Instruction:
List every line below containing "subtitle".

>> begin Records

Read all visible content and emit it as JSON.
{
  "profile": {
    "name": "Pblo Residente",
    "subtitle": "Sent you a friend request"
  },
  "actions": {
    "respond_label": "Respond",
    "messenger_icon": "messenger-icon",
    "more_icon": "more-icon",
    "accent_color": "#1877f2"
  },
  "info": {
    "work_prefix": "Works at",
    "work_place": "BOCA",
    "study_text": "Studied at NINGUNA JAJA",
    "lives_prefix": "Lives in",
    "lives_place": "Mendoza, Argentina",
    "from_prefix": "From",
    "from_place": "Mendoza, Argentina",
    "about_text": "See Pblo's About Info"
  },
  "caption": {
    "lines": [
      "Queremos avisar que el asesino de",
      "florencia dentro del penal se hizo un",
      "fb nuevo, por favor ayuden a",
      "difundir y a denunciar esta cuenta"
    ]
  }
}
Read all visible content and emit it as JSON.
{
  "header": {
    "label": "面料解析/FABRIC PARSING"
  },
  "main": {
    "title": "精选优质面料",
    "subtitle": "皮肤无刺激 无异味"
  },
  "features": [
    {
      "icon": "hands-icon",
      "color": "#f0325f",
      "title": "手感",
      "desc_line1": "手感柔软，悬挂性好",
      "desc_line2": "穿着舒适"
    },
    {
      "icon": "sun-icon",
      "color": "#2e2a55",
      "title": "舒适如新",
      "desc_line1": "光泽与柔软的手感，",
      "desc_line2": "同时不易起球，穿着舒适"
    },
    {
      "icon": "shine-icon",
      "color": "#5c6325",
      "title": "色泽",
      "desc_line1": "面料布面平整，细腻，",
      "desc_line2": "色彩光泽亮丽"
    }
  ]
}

>> end Records

Written solution:
    "subtitle": "Sent you a friend request"
    "subtitle": "皮肤无刺激 无异味"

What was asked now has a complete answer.